#### [TASK]
Copy down every line where the string "color" shows up.

## Begin

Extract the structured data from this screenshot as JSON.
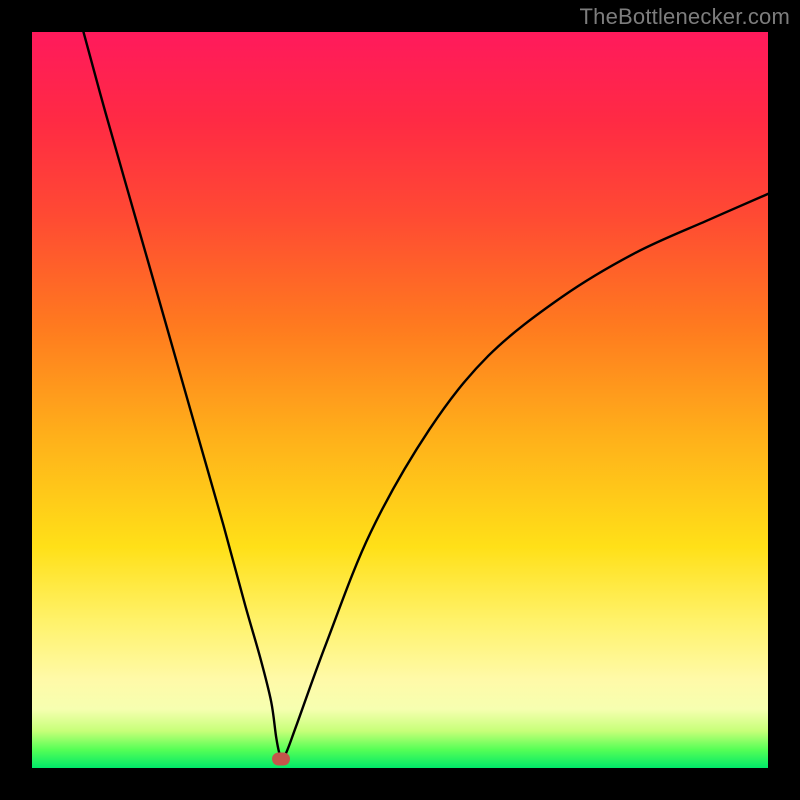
{
  "attribution": "TheBottlenecker.com",
  "chart_data": {
    "type": "line",
    "title": "",
    "xlabel": "",
    "ylabel": "",
    "xlim": [
      0,
      100
    ],
    "ylim": [
      0,
      100
    ],
    "series": [
      {
        "name": "bottleneck-curve",
        "x": [
          7,
          10,
          14,
          18,
          22,
          26,
          29,
          31,
          32.5,
          33.2,
          33.8,
          34.5,
          36,
          40,
          46,
          54,
          62,
          72,
          82,
          92,
          100
        ],
        "y": [
          100,
          89,
          75,
          61,
          47,
          33,
          22,
          15,
          9,
          4,
          1.5,
          2,
          6,
          17,
          32,
          46,
          56,
          64,
          70,
          74.5,
          78
        ]
      }
    ],
    "marker": {
      "x_pct": 33.8,
      "y_pct": 98.8
    },
    "gradient_stops": [
      {
        "pct": 0,
        "color": "#ff1a5c"
      },
      {
        "pct": 25,
        "color": "#ff4a33"
      },
      {
        "pct": 55,
        "color": "#ffb01a"
      },
      {
        "pct": 80,
        "color": "#fff26a"
      },
      {
        "pct": 95,
        "color": "#c6ff78"
      },
      {
        "pct": 100,
        "color": "#00e868"
      }
    ]
  }
}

## End

#### [THE RESPONSE]
        "color": "#ff1a5c"
        "color": "#ff4a33"
        "color": "#ffb01a"
        "color": "#fff26a"
        "color": "#c6ff78"
        "color": "#00e868"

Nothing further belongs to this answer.